▶ Texto de lectura:
§
Los acusados utilizaban esta estrategia previa para identificar viviendas sin ocupantes antes de ingresar. Un tercer implicado permanece prófugo, mientras avanza la causa en la Justicia.
Una investigación judicial permitió avanzar sobre una organización delictiva que operaba en el norte del conurbano bonaerense y que había sido vinculada a robos domiciliarios con una modalidad poco habitual. El caso tuvo como punto de partida un hecho ocurrido a fines de marzo en Capilla del Señor, donde una vivienda fue blanco de un ingreso ilegal tras un seguimiento previo.
A partir de ese episodio, la causa quedó en manos del fiscal Juan Manuel Esperante, quien encabezó una serie de tareas investigativas que incluyeron el relevamiento de cámaras de seguridad, tanto públicas como privadas, además del análisis de movimientos y comunicaciones de los sospechosos.
Según se pudo reconstruir, los implicados habrían implementado una maniobra previa para observar la actividad en las viviendas elegidas. La colocación de objetos en la vía pública permitía, de acuerdo con los investigadores, determinar si había presencia de moradores o si la casa permanecía desocupada durante períodos prolongados.
El hecho investigado tuvo lugar en una propiedad ubicada sobre la calle Pellegrini. Allí, tras una primera etapa de observación, los autores ingresaron al predio y lograron acceder al interior de la vivienda luego de violentar un acceso trasero. Sin embargo, la activación de un sistema de alarma interrumpió la maniobra, lo que motivó una salida apresurada del lugar.
§
▶ Ejercicios propuestos:
1. Según la nota sobre los robos domiciliarios, ¿quién quedó a cargo de la causa después del hecho de Capilla del Señor?
2. Enumera todas las tareas investigativas que, de acuerdo con la nota sobre los robos domiciliarios, encabezó el fiscal.
3. Prosigue la nota sobre los robos domiciliarios desde el punto en que termina.
§
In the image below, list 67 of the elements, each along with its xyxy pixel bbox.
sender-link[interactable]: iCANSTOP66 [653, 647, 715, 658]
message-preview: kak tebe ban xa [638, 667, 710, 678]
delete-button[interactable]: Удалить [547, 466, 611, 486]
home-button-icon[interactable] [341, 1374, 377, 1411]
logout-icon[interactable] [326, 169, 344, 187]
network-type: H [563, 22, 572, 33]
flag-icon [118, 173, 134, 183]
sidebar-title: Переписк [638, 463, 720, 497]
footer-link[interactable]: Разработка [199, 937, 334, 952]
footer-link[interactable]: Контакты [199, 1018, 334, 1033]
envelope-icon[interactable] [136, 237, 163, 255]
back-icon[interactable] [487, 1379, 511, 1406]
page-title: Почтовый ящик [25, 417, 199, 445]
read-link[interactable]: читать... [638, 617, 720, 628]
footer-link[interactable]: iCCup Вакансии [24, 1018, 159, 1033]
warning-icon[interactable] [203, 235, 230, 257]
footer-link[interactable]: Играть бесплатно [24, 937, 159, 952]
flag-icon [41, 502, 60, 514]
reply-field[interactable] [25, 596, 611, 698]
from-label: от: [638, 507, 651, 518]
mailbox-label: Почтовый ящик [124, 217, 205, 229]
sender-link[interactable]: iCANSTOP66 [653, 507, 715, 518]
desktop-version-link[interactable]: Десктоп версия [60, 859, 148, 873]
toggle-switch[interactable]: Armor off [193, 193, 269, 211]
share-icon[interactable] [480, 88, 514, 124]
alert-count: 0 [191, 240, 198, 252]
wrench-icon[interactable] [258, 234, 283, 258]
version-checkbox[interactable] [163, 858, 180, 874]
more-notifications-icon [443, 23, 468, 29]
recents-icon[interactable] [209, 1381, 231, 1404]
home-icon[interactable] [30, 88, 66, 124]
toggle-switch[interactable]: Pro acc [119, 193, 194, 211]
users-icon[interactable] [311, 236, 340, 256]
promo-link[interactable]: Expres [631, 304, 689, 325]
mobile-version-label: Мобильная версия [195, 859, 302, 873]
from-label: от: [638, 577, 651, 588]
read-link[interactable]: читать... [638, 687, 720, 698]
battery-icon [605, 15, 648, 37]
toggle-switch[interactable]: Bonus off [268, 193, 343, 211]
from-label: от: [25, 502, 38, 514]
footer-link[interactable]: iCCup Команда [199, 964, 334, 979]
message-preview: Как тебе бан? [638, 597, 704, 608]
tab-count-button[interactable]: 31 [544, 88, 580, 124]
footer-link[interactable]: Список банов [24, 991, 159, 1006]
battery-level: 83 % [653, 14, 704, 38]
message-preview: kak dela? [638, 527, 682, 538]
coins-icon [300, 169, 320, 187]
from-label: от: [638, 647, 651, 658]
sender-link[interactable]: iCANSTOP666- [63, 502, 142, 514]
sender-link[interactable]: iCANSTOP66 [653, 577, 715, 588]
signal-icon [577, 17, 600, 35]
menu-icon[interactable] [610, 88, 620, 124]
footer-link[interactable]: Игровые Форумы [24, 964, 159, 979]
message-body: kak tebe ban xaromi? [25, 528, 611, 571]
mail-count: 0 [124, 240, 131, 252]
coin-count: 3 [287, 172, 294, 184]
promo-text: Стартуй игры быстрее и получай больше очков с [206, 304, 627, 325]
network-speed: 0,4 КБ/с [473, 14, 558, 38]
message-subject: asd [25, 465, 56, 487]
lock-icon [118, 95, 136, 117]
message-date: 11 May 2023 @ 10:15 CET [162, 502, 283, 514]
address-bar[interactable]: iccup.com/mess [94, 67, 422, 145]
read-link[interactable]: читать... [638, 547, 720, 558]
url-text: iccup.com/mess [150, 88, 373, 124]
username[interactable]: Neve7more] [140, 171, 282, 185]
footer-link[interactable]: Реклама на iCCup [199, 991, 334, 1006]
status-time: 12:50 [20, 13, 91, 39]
§
▶ Respuestas:
1. El fiscal Juan Manuel Esperante.

2. El relevamiento de cámaras de seguridad públicas y privadas, el análisis de los movimientos de los sospechosos y el análisis de sus comunicaciones.

3.
Uno de los aspectos que más llamó la atención de los investigadores fue la actitud de los sospechosos al momento de ingresar al domicilio, ya que las cámaras registraron movimientos llamativos que evidenciaban una actitud de despreocupación frente a la posibilidad de ser detectados.
Con el avance de la causa, se logró identificar a un hombre y una mujer, presuntos integrantes de la banda. En paralelo, se estableció la participación de un tercer individuo, quien permanece prófugo y sobre el que pesa un pedido de captura vigente.
Los procedimientos fueron ordenados por la jueza Graciela Adriana Cione y se llevaron a cabo en distintos puntos, incluyendo Parada Robles y Villa Adelina, además de operativos en la ciudad cabecera del distrito.
Durante uno de los allanamientos realizados en nuestro distrito, uno de los acusados intentó escapar a pie e incluso se produjo un forcejeo con personal policial, aunque finalmente fue reducido a pocos metros del lugar. En otro de los procedimientos, si bien no se logró dar con el tercer sospechoso, se secuestró un vehículo que habría sido utilizado durante los hechos investigados, elemento que se suma a las pruebas reunidas en la causa.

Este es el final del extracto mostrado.